Saved entries

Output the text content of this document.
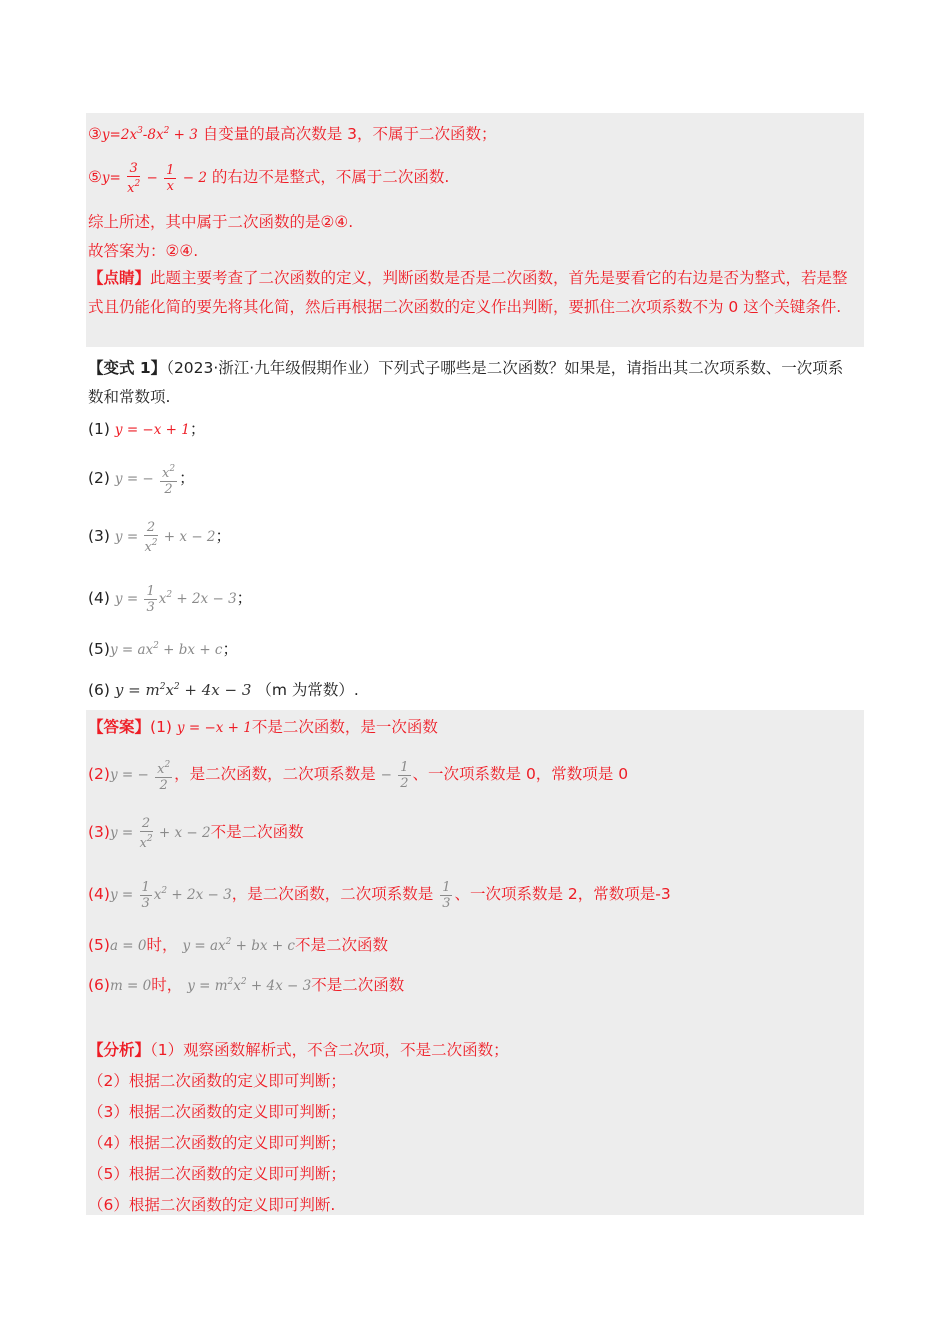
$③y=2x^3-8x^2 + 3$ 自变量的最高次数是 3，不属于二次函数；
⑤y= $\frac{3}{x^2} - \frac{1}{x} - 2$ 的右边不是整式，不属于二次函数.
综上所述，其中属于二次函数的是②④.
故答案为：②④.
【点睛】此题主要考查了二次函数的定义，判断函数是否是二次函数，首先是要看它的右边是否为整式，若是整式且仍能化简的要先将其化简，然后再根据二次函数的定义作出判断，要抓住二次项系数不为 0 这个关键条件.
【变式 1】（2023·浙江·九年级假期作业）下列式子哪些是二次函数？如果是，请指出其二次项系数、一次项系数和常数项.
(1) y = −x + 1；
(2) y = − $\frac{x^2}{2}$ ；
(3) $y = \frac{2}{x^2} + x - 2$；
(4) $y = \frac{1}{3} x^2 + 2x - 3$；
$(5)y = ax^2$ + bx + c；
(6) $y = m^2x^2 + 4x - 3$ （m 为常数）.
【答案】(1) y = −x + 1不是二次函数，是一次函数
(2)y = − $\frac{x^2}{2}$ ，是二次函数，二次项系数是 − $\frac{1}{2}$ 、一次项系数是 0，常数项是 0
$(3)y = \frac{2}{x^2} + x - 2$不是二次函数
$(4)y = \frac{1}{3} x^2 + 2x - 3$，是二次函数，二次项系数是 $\frac{1}{3}$ 、一次项系数是 2，常数项是-3
(5)a = 0时， $y = ax^2$ + bx + c不是二次函数
(6)m = 0时， $y = m^2x^2 + 4x - 3$不是二次函数
【分析】（1）观察函数解析式，不含二次项，不是二次函数；
（2）根据二次函数的定义即可判断；
（3）根据二次函数的定义即可判断；
（4）根据二次函数的定义即可判断；
（5）根据二次函数的定义即可判断；
（6）根据二次函数的定义即可判断.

> _DIRECTION_
Reproduce the material in its entirety and word for word, without the pictures.

> _TASK RESULT_
Output the text content of this document.
$③y=2x^3-8x^2 + 3$ 自变量的最高次数是 3，不属于二次函数；
⑤y= $\frac{3}{x^2} - \frac{1}{x} - 2$ 的右边不是整式，不属于二次函数.
综上所述，其中属于二次函数的是②④.
故答案为：②④.
【点睛】此题主要考查了二次函数的定义，判断函数是否是二次函数，首先是要看它的右边是否为整式，若是整式且仍能化简的要先将其化简，然后再根据二次函数的定义作出判断，要抓住二次项系数不为 0 这个关键条件.
【变式 1】（2023·浙江·九年级假期作业）下列式子哪些是二次函数？如果是，请指出其二次项系数、一次项系数和常数项.
(1) y = −x + 1；
(2) y = − $\frac{x^2}{2}$ ；
(3) $y = \frac{2}{x^2} + x - 2$；
(4) $y = \frac{1}{3} x^2 + 2x - 3$；
$(5)y = ax^2$ + bx + c；
(6) $y = m^2x^2 + 4x - 3$ （m 为常数）.
【答案】(1) y = −x + 1不是二次函数，是一次函数
(2)y = − $\frac{x^2}{2}$ ，是二次函数，二次项系数是 − $\frac{1}{2}$ 、一次项系数是 0，常数项是 0
$(3)y = \frac{2}{x^2} + x - 2$不是二次函数
$(4)y = \frac{1}{3} x^2 + 2x - 3$，是二次函数，二次项系数是 $\frac{1}{3}$ 、一次项系数是 2，常数项是-3
(5)a = 0时， $y = ax^2$ + bx + c不是二次函数
(6)m = 0时， $y = m^2x^2 + 4x - 3$不是二次函数
【分析】（1）观察函数解析式，不含二次项，不是二次函数；
（2）根据二次函数的定义即可判断；
（3）根据二次函数的定义即可判断；
（4）根据二次函数的定义即可判断；
（5）根据二次函数的定义即可判断；
（6）根据二次函数的定义即可判断.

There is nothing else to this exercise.